** Start of Material provided **

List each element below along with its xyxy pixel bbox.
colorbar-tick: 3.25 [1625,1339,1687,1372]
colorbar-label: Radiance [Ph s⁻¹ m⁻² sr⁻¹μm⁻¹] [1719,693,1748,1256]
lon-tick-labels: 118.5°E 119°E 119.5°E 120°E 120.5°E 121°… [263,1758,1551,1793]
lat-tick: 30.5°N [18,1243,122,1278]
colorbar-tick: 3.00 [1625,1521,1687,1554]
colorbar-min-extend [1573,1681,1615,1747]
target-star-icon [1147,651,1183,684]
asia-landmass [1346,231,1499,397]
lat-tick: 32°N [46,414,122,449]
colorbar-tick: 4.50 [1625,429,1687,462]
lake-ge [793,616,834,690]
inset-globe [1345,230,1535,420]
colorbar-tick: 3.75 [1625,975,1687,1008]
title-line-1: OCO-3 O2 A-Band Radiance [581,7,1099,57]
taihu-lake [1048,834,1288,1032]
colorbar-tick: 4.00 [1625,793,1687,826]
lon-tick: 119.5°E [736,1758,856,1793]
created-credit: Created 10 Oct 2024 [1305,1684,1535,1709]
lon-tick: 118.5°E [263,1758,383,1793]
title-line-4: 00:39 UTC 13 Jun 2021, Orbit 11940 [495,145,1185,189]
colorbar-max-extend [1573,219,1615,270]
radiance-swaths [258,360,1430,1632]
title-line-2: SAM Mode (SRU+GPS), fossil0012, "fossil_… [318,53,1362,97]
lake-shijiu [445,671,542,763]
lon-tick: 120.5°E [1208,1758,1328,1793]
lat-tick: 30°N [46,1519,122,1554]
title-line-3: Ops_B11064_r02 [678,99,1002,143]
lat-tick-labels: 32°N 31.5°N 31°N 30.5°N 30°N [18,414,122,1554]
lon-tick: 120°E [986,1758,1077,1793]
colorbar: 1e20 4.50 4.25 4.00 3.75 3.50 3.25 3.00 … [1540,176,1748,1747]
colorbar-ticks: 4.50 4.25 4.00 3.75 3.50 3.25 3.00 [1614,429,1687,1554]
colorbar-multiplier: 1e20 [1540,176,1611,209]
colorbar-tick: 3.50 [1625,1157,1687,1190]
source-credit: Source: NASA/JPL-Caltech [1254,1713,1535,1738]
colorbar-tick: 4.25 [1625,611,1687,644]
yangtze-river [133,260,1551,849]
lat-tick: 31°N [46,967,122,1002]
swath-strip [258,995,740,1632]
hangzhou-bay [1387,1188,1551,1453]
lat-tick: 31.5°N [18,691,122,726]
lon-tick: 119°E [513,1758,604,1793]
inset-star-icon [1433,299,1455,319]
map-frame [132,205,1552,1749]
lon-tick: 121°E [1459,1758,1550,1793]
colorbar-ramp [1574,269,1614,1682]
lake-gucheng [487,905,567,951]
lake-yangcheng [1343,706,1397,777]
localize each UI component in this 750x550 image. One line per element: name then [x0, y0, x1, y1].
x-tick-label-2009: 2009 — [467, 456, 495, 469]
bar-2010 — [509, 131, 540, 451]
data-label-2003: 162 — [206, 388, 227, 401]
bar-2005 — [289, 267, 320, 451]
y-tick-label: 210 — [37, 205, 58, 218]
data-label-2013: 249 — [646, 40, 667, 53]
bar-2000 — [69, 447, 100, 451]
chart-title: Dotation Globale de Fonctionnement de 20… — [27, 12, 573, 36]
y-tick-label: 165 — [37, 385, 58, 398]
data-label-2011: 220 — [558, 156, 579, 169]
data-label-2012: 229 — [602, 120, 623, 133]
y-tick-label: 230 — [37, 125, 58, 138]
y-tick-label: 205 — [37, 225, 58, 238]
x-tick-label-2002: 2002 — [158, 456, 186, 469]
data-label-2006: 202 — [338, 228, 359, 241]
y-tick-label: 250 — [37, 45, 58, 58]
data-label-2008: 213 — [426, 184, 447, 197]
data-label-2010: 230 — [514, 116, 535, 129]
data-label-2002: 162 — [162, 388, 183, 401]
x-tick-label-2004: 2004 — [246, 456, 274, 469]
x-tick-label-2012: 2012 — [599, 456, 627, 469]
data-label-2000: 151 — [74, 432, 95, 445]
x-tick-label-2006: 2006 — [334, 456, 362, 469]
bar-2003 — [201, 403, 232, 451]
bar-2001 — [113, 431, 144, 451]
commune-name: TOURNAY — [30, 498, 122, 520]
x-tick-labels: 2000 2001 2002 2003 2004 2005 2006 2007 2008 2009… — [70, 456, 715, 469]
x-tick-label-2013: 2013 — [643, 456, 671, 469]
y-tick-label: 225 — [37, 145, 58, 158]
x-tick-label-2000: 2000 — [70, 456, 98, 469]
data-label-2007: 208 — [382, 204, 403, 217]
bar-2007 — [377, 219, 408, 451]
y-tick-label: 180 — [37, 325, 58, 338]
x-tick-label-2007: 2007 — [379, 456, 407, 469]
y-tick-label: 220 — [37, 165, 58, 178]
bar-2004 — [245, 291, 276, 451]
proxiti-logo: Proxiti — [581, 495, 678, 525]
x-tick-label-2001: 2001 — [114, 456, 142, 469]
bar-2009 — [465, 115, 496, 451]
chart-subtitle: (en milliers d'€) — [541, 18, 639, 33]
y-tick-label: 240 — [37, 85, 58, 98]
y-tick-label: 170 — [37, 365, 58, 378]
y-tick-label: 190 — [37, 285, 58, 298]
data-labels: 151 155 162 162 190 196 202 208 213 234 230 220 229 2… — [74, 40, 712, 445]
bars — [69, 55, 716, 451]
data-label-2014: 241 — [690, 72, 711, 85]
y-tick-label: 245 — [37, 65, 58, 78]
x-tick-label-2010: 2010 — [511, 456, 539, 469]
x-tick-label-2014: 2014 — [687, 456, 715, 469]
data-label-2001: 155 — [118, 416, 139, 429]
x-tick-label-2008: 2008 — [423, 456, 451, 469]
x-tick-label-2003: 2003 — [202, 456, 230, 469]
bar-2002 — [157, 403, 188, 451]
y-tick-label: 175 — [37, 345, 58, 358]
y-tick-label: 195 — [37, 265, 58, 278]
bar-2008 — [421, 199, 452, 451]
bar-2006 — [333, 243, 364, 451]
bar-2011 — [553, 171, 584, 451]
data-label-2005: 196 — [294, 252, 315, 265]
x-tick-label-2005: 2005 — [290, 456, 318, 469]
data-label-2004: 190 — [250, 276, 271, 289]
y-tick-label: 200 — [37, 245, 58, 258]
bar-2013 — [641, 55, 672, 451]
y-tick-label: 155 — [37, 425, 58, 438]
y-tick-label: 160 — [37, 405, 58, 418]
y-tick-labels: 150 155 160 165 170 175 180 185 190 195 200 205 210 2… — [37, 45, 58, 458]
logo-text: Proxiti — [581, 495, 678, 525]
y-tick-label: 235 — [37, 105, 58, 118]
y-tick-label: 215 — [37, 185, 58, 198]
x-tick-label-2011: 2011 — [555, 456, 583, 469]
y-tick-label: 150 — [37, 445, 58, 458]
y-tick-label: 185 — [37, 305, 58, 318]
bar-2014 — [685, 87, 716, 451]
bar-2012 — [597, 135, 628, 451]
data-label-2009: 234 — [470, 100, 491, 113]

** End of Material provided **

### [Set task]
Convert every line in the entries above into a single numbered list, skipping any blank lines.

### [Finished answer]
1. List each element below along with its xyxy pixel bbox.
2. colorbar-tick: 3.25 [1625,1339,1687,1372]
3. colorbar-label: Radiance [Ph s⁻¹ m⁻² sr⁻¹μm⁻¹] [1719,693,1748,1256]
4. lon-tick-labels: 118.5°E 119°E 119.5°E 120°E 120.5°E 121°… [263,1758,1551,1793]
5. lat-tick: 30.5°N [18,1243,122,1278]
6. colorbar-tick: 3.00 [1625,1521,1687,1554]
7. colorbar-min-extend [1573,1681,1615,1747]
8. target-star-icon [1147,651,1183,684]
9. asia-landmass [1346,231,1499,397]
10. lat-tick: 32°N [46,414,122,449]
11. colorbar-tick: 4.50 [1625,429,1687,462]
12. lake-ge [793,616,834,690]
13. inset-globe [1345,230,1535,420]
14. colorbar-tick: 3.75 [1625,975,1687,1008]
15. title-line-1: OCO-3 O2 A-Band Radiance [581,7,1099,57]
16. taihu-lake [1048,834,1288,1032]
17. colorbar-tick: 4.00 [1625,793,1687,826]
18. lon-tick: 119.5°E [736,1758,856,1793]
19. created-credit: Created 10 Oct 2024 [1305,1684,1535,1709]
20. lon-tick: 118.5°E [263,1758,383,1793]
21. title-line-4: 00:39 UTC 13 Jun 2021, Orbit 11940 [495,145,1185,189]
22. colorbar-max-extend [1573,219,1615,270]
23. radiance-swaths [258,360,1430,1632]
24. title-line-2: SAM Mode (SRU+GPS), fossil0012, "fossil_… [318,53,1362,97]
25. lake-shijiu [445,671,542,763]
26. lon-tick: 120.5°E [1208,1758,1328,1793]
27. lat-tick: 30°N [46,1519,122,1554]
28. title-line-3: Ops_B11064_r02 [678,99,1002,143]
29. lat-tick-labels: 32°N 31.5°N 31°N 30.5°N 30°N [18,414,122,1554]
30. lon-tick: 120°E [986,1758,1077,1793]
31. colorbar: 1e20 4.50 4.25 4.00 3.75 3.50 3.25 3.00 … [1540,176,1748,1747]
32. colorbar-ticks: 4.50 4.25 4.00 3.75 3.50 3.25 3.00 [1614,429,1687,1554]
33. colorbar-multiplier: 1e20 [1540,176,1611,209]
34. colorbar-tick: 3.50 [1625,1157,1687,1190]
35. source-credit: Source: NASA/JPL-Caltech [1254,1713,1535,1738]
36. colorbar-tick: 4.25 [1625,611,1687,644]
37. yangtze-river [133,260,1551,849]
38. lat-tick: 31°N [46,967,122,1002]
39. swath-strip [258,995,740,1632]
40. hangzhou-bay [1387,1188,1551,1453]
41. lat-tick: 31.5°N [18,691,122,726]
42. lon-tick: 119°E [513,1758,604,1793]
43. inset-star-icon [1433,299,1455,319]
44. map-frame [132,205,1552,1749]
45. lon-tick: 121°E [1459,1758,1550,1793]
46. colorbar-ramp [1574,269,1614,1682]
47. lake-gucheng [487,905,567,951]
48. lake-yangcheng [1343,706,1397,777]
49. localize each UI component in this 750x550 image. One line per element: name then [x0, y0, x1, y1].
50. x-tick-label-2009: 2009 — [467, 456, 495, 469]
51. bar-2010 — [509, 131, 540, 451]
52. data-label-2003: 162 — [206, 388, 227, 401]
53. bar-2005 — [289, 267, 320, 451]
54. y-tick-label: 210 — [37, 205, 58, 218]
55. data-label-2013: 249 — [646, 40, 667, 53]
56. bar-2000 — [69, 447, 100, 451]
57. chart-title: Dotation Globale de Fonctionnement de 20… — [27, 12, 573, 36]
58. y-tick-label: 165 — [37, 385, 58, 398]
59. data-label-2011: 220 — [558, 156, 579, 169]
60. data-label-2012: 229 — [602, 120, 623, 133]
61. y-tick-label: 230 — [37, 125, 58, 138]
62. y-tick-label: 205 — [37, 225, 58, 238]
63. x-tick-label-2002: 2002 — [158, 456, 186, 469]
64. data-label-2006: 202 — [338, 228, 359, 241]
65. y-tick-label: 250 — [37, 45, 58, 58]
66. data-label-2008: 213 — [426, 184, 447, 197]
67. data-label-2010: 230 — [514, 116, 535, 129]
68. data-label-2002: 162 — [162, 388, 183, 401]
69. x-tick-label-2004: 2004 — [246, 456, 274, 469]
70. x-tick-label-2012: 2012 — [599, 456, 627, 469]
71. data-label-2000: 151 — [74, 432, 95, 445]
72. x-tick-label-2006: 2006 — [334, 456, 362, 469]
73. bar-2003 — [201, 403, 232, 451]
74. bar-2001 — [113, 431, 144, 451]
75. commune-name: TOURNAY — [30, 498, 122, 520]
76. x-tick-labels: 2000 2001 2002 2003 2004 2005 2006 2007 2008 2009… — [70, 456, 715, 469]
77. x-tick-label-2013: 2013 — [643, 456, 671, 469]
78. y-tick-label: 225 — [37, 145, 58, 158]
79. x-tick-label-2000: 2000 — [70, 456, 98, 469]
80. data-label-2007: 208 — [382, 204, 403, 217]
81. bar-2007 — [377, 219, 408, 451]
82. y-tick-label: 180 — [37, 325, 58, 338]
83. x-tick-label-2007: 2007 — [379, 456, 407, 469]
84. y-tick-label: 220 — [37, 165, 58, 178]
85. bar-2004 — [245, 291, 276, 451]
86. proxiti-logo: Proxiti — [581, 495, 678, 525]
87. x-tick-label-2001: 2001 — [114, 456, 142, 469]
88. bar-2009 — [465, 115, 496, 451]
89. chart-subtitle: (en milliers d'€) — [541, 18, 639, 33]
90. y-tick-label: 240 — [37, 85, 58, 98]
91. y-tick-label: 170 — [37, 365, 58, 378]
92. y-tick-label: 190 — [37, 285, 58, 298]
93. data-labels: 151 155 162 162 190 196 202 208 213 234 230 220 229 2… — [74, 40, 712, 445]
94. bars — [69, 55, 716, 451]
95. data-label-2014: 241 — [690, 72, 711, 85]
96. y-tick-label: 245 — [37, 65, 58, 78]
97. x-tick-label-2010: 2010 — [511, 456, 539, 469]
98. x-tick-label-2014: 2014 — [687, 456, 715, 469]
99. data-label-2001: 155 — [118, 416, 139, 429]
100. x-tick-label-2008: 2008 — [423, 456, 451, 469]
101. x-tick-label-2003: 2003 — [202, 456, 230, 469]
102. bar-2002 — [157, 403, 188, 451]
103. y-tick-label: 175 — [37, 345, 58, 358]
104. y-tick-label: 195 — [37, 265, 58, 278]
105. bar-2008 — [421, 199, 452, 451]
106. bar-2006 — [333, 243, 364, 451]
107. bar-2011 — [553, 171, 584, 451]
108. data-label-2005: 196 — [294, 252, 315, 265]
109. x-tick-label-2005: 2005 — [290, 456, 318, 469]
110. data-label-2004: 190 — [250, 276, 271, 289]
111. y-tick-label: 200 — [37, 245, 58, 258]
112. bar-2013 — [641, 55, 672, 451]
113. y-tick-label: 155 — [37, 425, 58, 438]
114. y-tick-label: 160 — [37, 405, 58, 418]
115. y-tick-labels: 150 155 160 165 170 175 180 185 190 195 200 205 210 2… — [37, 45, 58, 458]
116. logo-text: Proxiti — [581, 495, 678, 525]
117. y-tick-label: 235 — [37, 105, 58, 118]
118. y-tick-label: 215 — [37, 185, 58, 198]
119. x-tick-label-2011: 2011 — [555, 456, 583, 469]
120. y-tick-label: 150 — [37, 445, 58, 458]
121. y-tick-label: 185 — [37, 305, 58, 318]
122. bar-2014 — [685, 87, 716, 451]
123. bar-2012 — [597, 135, 628, 451]
124. data-label-2009: 234 — [470, 100, 491, 113]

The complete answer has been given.